CHALLENGE
Find the word "中国式现代化" in the material below and gather every line that contains it.
--- start of PROVIDED DATA ---
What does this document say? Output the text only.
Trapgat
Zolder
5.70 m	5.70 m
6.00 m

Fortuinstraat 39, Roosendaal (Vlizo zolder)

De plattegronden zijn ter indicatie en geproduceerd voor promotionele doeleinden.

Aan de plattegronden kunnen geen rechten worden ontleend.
--- end of PROVIDED DATA ---
--- start of PROVIDED DATA ---
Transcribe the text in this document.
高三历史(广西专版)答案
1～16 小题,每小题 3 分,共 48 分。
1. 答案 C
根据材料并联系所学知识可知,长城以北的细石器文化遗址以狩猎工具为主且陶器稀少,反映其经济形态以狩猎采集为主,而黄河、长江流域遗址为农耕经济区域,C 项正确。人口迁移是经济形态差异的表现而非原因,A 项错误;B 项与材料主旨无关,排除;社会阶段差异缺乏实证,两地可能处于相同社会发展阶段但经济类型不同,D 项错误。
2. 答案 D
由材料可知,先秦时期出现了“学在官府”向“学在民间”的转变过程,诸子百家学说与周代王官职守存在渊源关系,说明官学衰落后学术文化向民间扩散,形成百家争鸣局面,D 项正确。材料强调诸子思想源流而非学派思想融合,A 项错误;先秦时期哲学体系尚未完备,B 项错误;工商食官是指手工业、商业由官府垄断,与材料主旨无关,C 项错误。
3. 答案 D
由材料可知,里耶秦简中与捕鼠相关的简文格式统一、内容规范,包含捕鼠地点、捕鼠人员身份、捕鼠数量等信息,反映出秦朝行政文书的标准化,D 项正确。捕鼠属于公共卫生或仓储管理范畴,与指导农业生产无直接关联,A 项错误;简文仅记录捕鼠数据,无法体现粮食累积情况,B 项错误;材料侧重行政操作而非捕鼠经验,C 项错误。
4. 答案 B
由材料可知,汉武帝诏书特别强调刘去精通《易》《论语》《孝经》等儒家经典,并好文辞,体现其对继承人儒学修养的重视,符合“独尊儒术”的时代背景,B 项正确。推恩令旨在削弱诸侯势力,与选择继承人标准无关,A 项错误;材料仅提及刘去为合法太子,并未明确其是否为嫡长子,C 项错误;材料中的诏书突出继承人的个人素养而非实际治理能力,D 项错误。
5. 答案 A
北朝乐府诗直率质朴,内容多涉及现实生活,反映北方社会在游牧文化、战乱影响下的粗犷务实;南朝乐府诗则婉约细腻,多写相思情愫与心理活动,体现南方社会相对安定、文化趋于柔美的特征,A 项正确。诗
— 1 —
--- end of PROVIDED DATA ---
--- start of PROVIDED DATA ---
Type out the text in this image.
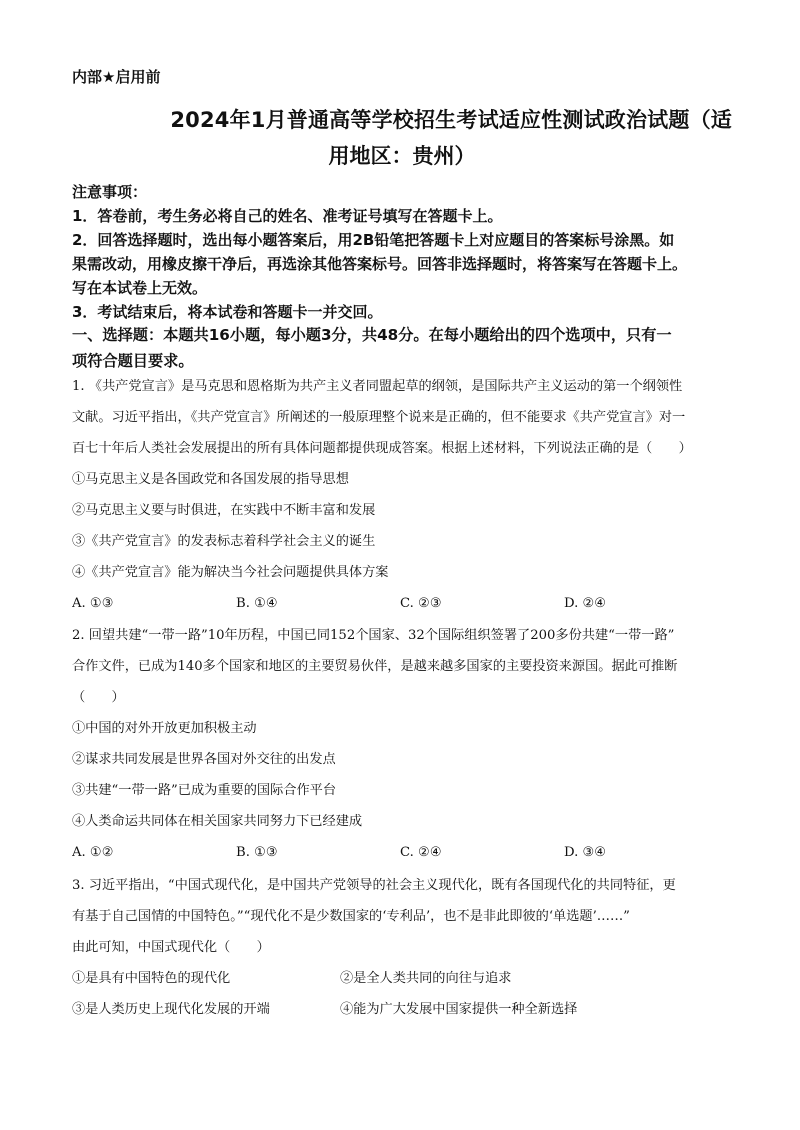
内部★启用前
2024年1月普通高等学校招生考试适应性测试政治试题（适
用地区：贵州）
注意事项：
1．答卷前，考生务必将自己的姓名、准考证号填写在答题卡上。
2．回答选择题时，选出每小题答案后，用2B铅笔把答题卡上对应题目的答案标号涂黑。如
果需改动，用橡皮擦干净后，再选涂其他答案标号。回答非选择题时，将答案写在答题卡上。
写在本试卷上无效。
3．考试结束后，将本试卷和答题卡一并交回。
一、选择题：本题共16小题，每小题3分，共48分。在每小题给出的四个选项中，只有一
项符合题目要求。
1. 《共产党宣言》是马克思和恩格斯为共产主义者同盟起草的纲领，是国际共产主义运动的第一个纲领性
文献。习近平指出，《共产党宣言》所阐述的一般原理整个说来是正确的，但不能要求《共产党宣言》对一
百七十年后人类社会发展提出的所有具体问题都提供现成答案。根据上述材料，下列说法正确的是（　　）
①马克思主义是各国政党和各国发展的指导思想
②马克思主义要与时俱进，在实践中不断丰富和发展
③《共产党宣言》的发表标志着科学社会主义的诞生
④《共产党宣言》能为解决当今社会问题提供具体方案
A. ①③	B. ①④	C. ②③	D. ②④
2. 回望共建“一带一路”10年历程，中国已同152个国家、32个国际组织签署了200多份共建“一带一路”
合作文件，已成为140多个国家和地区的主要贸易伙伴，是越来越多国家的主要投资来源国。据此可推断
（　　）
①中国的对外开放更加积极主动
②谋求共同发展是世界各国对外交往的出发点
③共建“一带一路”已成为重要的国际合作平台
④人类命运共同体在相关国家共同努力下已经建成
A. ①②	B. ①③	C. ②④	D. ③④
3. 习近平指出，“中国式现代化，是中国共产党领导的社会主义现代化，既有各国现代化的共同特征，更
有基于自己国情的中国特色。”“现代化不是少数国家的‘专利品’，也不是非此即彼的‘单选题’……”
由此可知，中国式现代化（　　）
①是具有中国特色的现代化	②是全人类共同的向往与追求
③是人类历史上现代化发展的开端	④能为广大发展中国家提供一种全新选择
--- end of PROVIDED DATA ---
THE ANSWER
3. 习近平指出，“中国式现代化，是中国共产党领导的社会主义现代化，既有各国现代化的共同特征，更
由此可知，中国式现代化（　　）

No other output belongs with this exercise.